#### [What is asked]
Set down the full listing exactly as given. Any pictures are to be left out.

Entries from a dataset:
········

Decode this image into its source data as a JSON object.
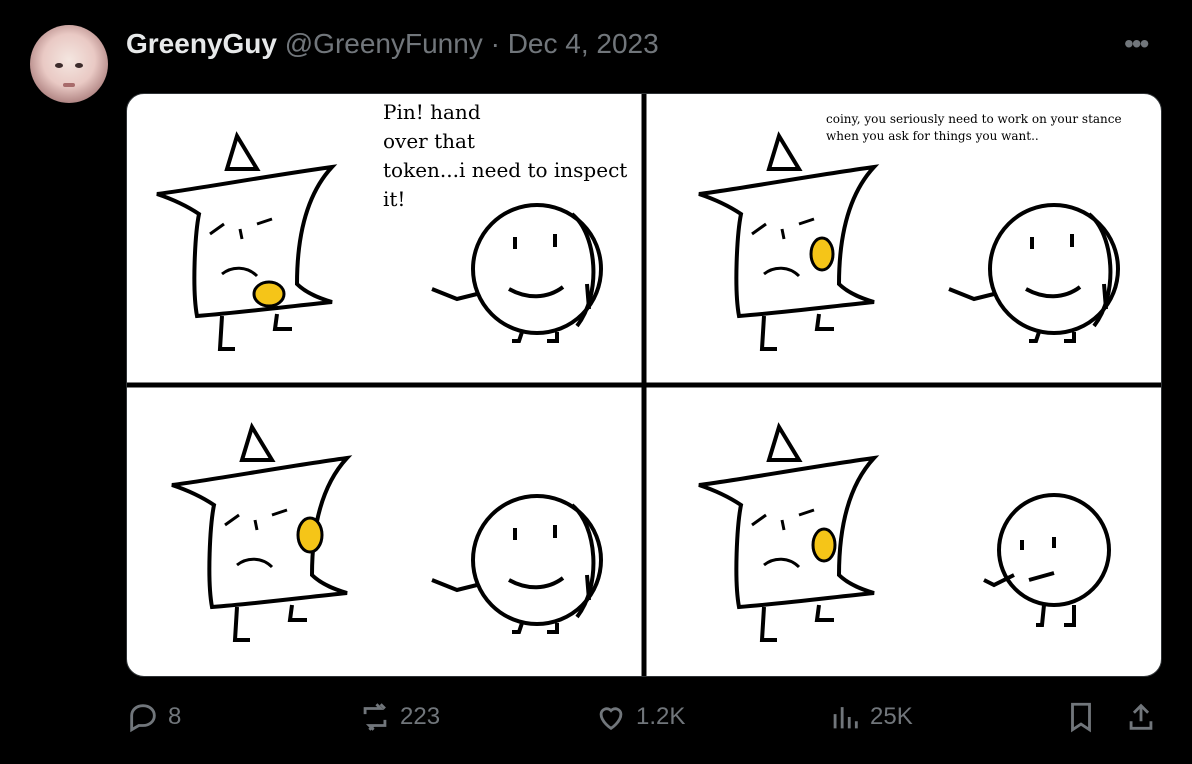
{
  "post": {
    "author_name": "GreenyGuy",
    "handle": "@GreenyFunny",
    "separator": "·",
    "date": "Dec 4, 2023",
    "more_icon": "more-icon"
  },
  "comic": {
    "panel1_text": [
      "Pin! hand",
      "over that",
      "token...i need to inspect",
      "it!"
    ],
    "panel2_text": [
      "coiny, you seriously need to work on your stance",
      "when you ask for things you want.."
    ]
  },
  "actions": {
    "replies": "8",
    "reposts": "223",
    "likes": "1.2K",
    "views": "25K",
    "icons": [
      "reply-icon",
      "repost-icon",
      "like-icon",
      "views-icon",
      "bookmark-icon",
      "share-icon"
    ]
  },
  "colors": {
    "background": "#000000",
    "muted": "#71767b",
    "text": "#e7e9ea",
    "coin": "#f5c518"
  }
}
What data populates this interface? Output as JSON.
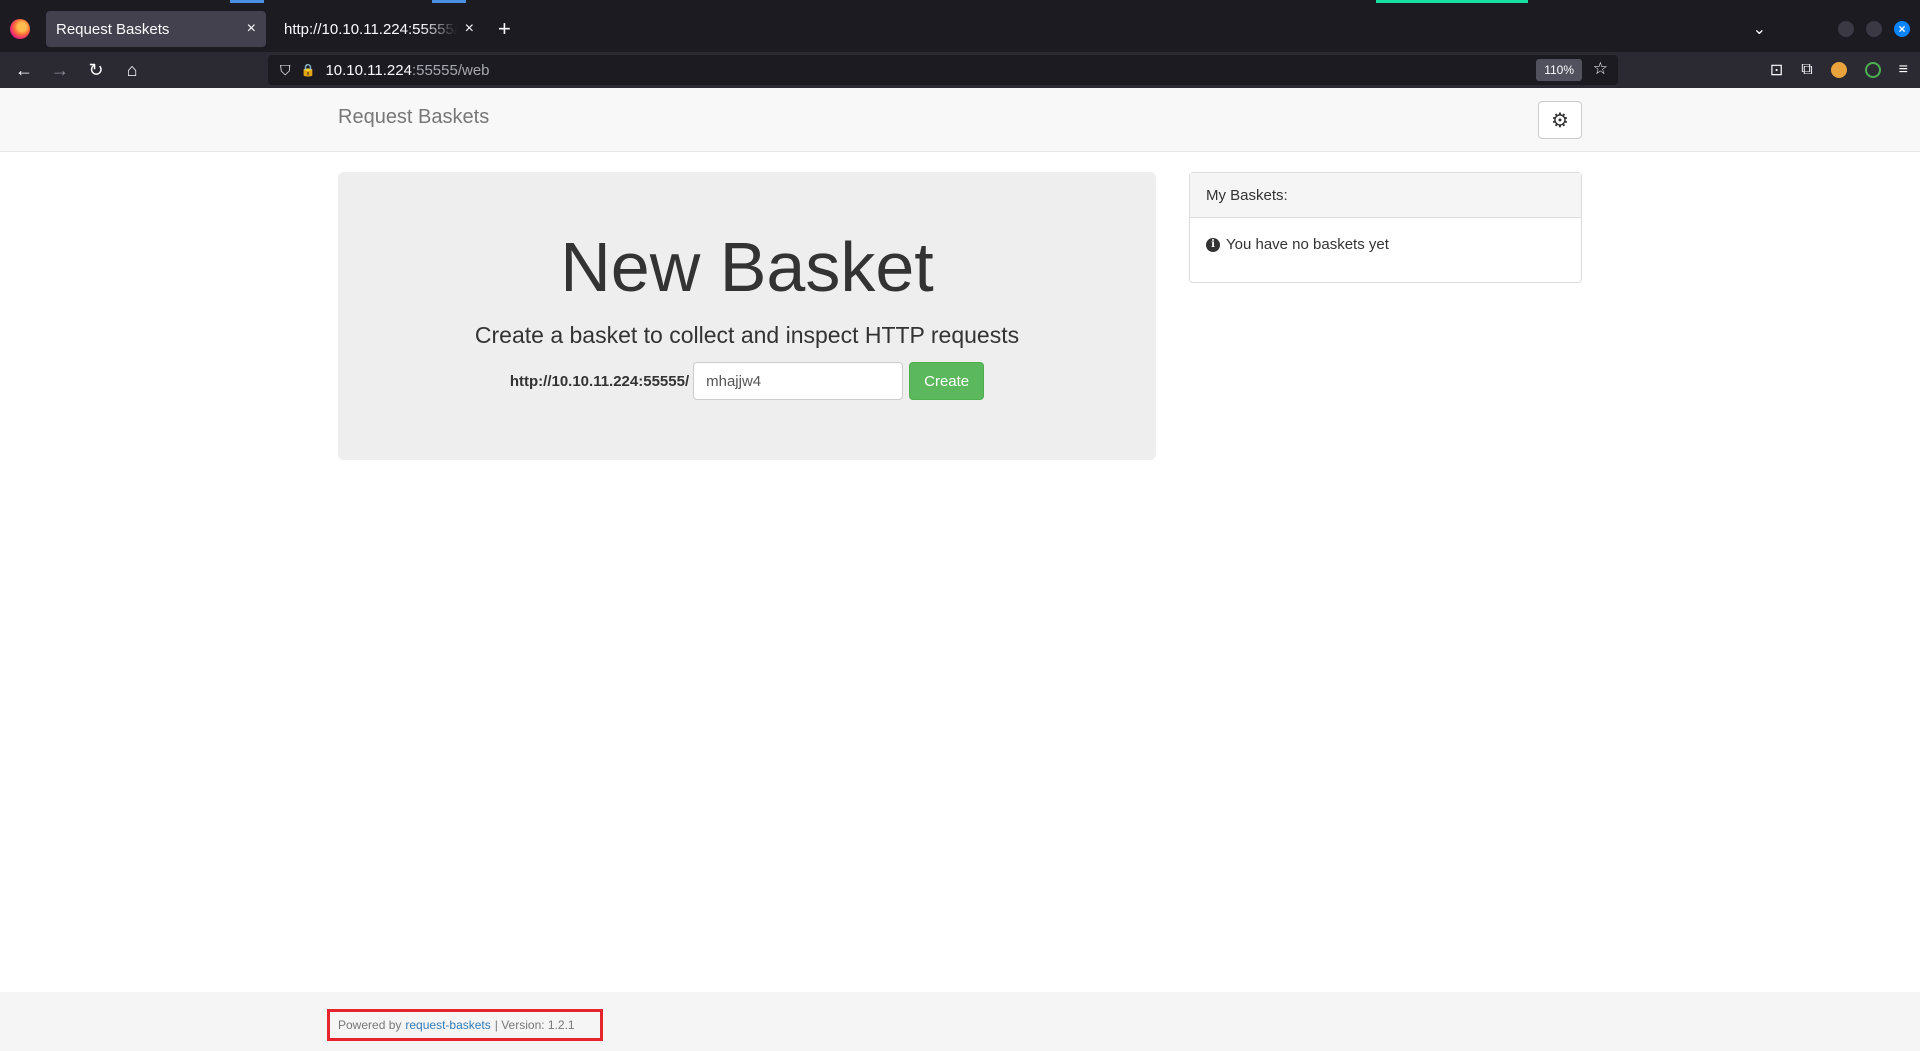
{
  "browser": {
    "tabs": [
      {
        "title": "Request Baskets",
        "active": true
      },
      {
        "title": "http://10.10.11.224:55555/web",
        "active": false
      }
    ],
    "url": {
      "host": "10.10.11.224",
      "path": ":55555/web"
    },
    "zoom": "110%",
    "icons": {
      "back": "←",
      "forward": "→",
      "reload": "↻",
      "home": "⌂",
      "shield": "⛉",
      "lock": "🔒",
      "star": "☆",
      "close": "×",
      "new_tab": "+",
      "chevron": "⌄",
      "pocket": "⊡",
      "extensions": "⧉",
      "menu": "≡"
    }
  },
  "app": {
    "brand": "Request Baskets",
    "settings_icon": "⚙",
    "jumbotron": {
      "title": "New Basket",
      "lead": "Create a basket to collect and inspect HTTP requests",
      "base_url": "http://10.10.11.224:55555/",
      "basket_name": "mhajjw4",
      "create_label": "Create"
    },
    "my_baskets": {
      "heading": "My Baskets:",
      "empty_message": "You have no baskets yet",
      "info_icon": "i"
    },
    "footer": {
      "powered_by": "Powered by",
      "link_text": "request-baskets",
      "version_text": "| Version: 1.2.1"
    }
  }
}
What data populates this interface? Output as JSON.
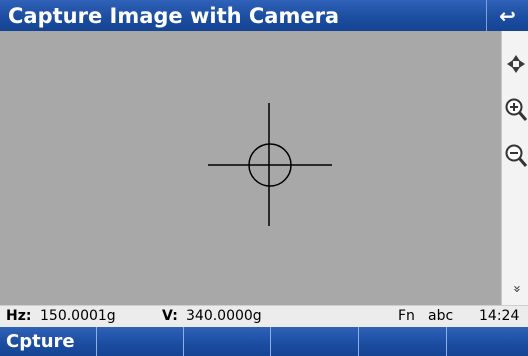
{
  "window": {
    "title": "Capture Image with Camera",
    "back_icon": "return-arrow-icon",
    "back_glyph": "↩"
  },
  "sidebar": {
    "icons": [
      "move-arrows-icon",
      "zoom-in-icon",
      "zoom-out-icon",
      "expand-down-icon"
    ],
    "expand_glyph": "»"
  },
  "status": {
    "hz_label": "Hz:",
    "hz_value": "150.0001g",
    "v_label": "V:",
    "v_value": "340.0000g",
    "fn": "Fn",
    "input_mode": "abc",
    "time": "14:24"
  },
  "softkeys": [
    "Cpture",
    "",
    "",
    "",
    "",
    ""
  ],
  "colors": {
    "title_bar": "#1a4c9f",
    "viewport": "#a8a8a8",
    "status_bar": "#ececec"
  }
}
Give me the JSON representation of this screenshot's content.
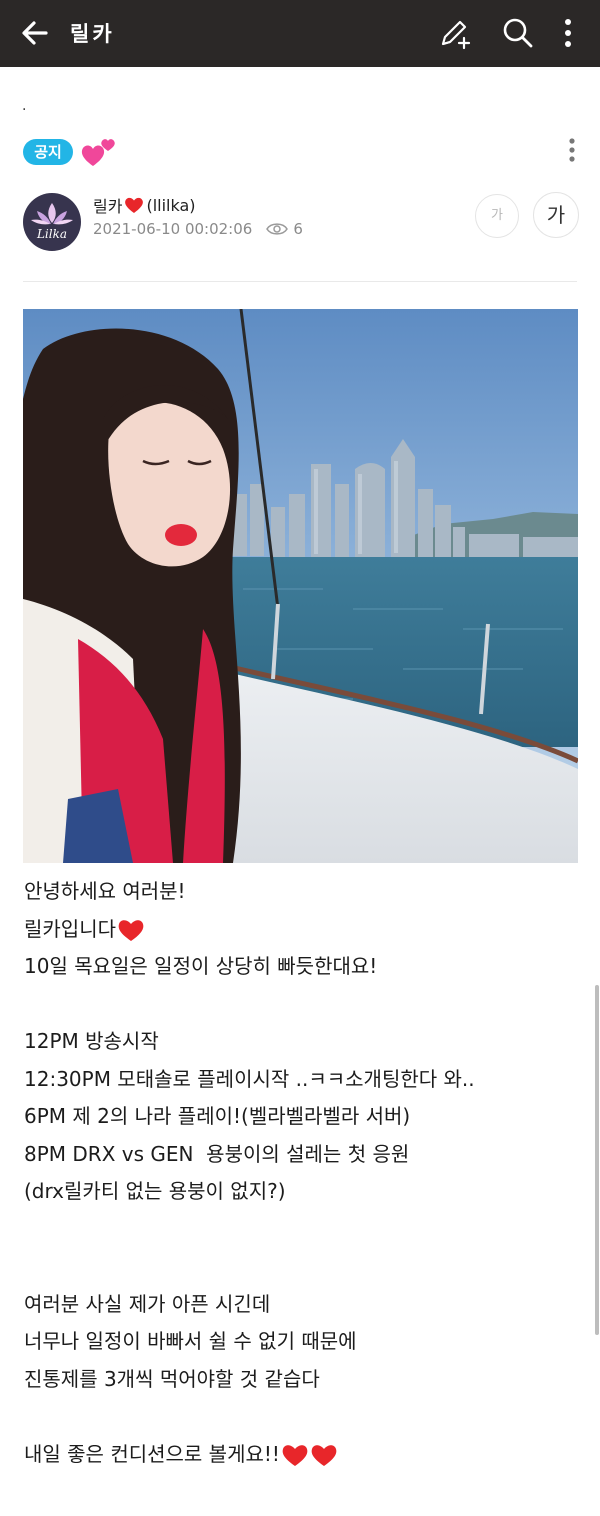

········

#### [Final answer]
Decode this image into its source data as a JSON object.
{
  "post": {
    "author_name": "GreenyGuy",
    "handle": "@GreenyFunny",
    "separator": "·",
    "date": "Dec 4, 2023",
    "more_icon": "more-icon"
  },
  "comic": {
    "panel1_text": [
      "Pin! hand",
      "over that",
      "token...i need to inspect",
      "it!"
    ],
    "panel2_text": [
      "coiny, you seriously need to work on your stance",
      "when you ask for things you want.."
    ]
  },
  "actions": {
    "replies": "8",
    "reposts": "223",
    "likes": "1.2K",
    "views": "25K",
    "icons": [
      "reply-icon",
      "repost-icon",
      "like-icon",
      "views-icon",
      "bookmark-icon",
      "share-icon"
    ]
  },
  "colors": {
    "background": "#000000",
    "muted": "#71767b",
    "text": "#e7e9ea",
    "coin": "#f5c518"
  }
}
What data populates this interface? Output as JSON.
{
  "browser": {
    "tabs": [
      {
        "title": "Request Baskets",
        "active": true
      },
      {
        "title": "http://10.10.11.224:55555/web",
        "active": false
      }
    ],
    "url": {
      "host": "10.10.11.224",
      "path": ":55555/web"
    },
    "zoom": "110%",
    "icons": {
      "back": "←",
      "forward": "→",
      "reload": "↻",
      "home": "⌂",
      "shield": "⛉",
      "lock": "🔒",
      "star": "☆",
      "close": "×",
      "new_tab": "+",
      "chevron": "⌄",
      "pocket": "⊡",
      "extensions": "⧉",
      "menu": "≡"
    }
  },
  "app": {
    "brand": "Request Baskets",
    "settings_icon": "⚙",
    "jumbotron": {
      "title": "New Basket",
      "lead": "Create a basket to collect and inspect HTTP requests",
      "base_url": "http://10.10.11.224:55555/",
      "basket_name": "mhajjw4",
      "create_label": "Create"
    },
    "my_baskets": {
      "heading": "My Baskets:",
      "empty_message": "You have no baskets yet",
      "info_icon": "i"
    },
    "footer": {
      "powered_by": "Powered by",
      "link_text": "request-baskets",
      "version_text": "| Version: 1.2.1"
    }
  }
}
What data populates this interface? Output as JSON.
{
  "window": {
    "title": "Capture Image with Camera",
    "back_icon": "return-arrow-icon",
    "back_glyph": "↩"
  },
  "sidebar": {
    "icons": [
      "move-arrows-icon",
      "zoom-in-icon",
      "zoom-out-icon",
      "expand-down-icon"
    ],
    "expand_glyph": "»"
  },
  "status": {
    "hz_label": "Hz:",
    "hz_value": "150.0001g",
    "v_label": "V:",
    "v_value": "340.0000g",
    "fn": "Fn",
    "input_mode": "abc",
    "time": "14:24"
  },
  "softkeys": [
    "Cpture",
    "",
    "",
    "",
    "",
    ""
  ],
  "colors": {
    "title_bar": "#1a4c9f",
    "viewport": "#a8a8a8",
    "status_bar": "#ececec"
  }
}
Give me the JSON representation of this screenshot's content.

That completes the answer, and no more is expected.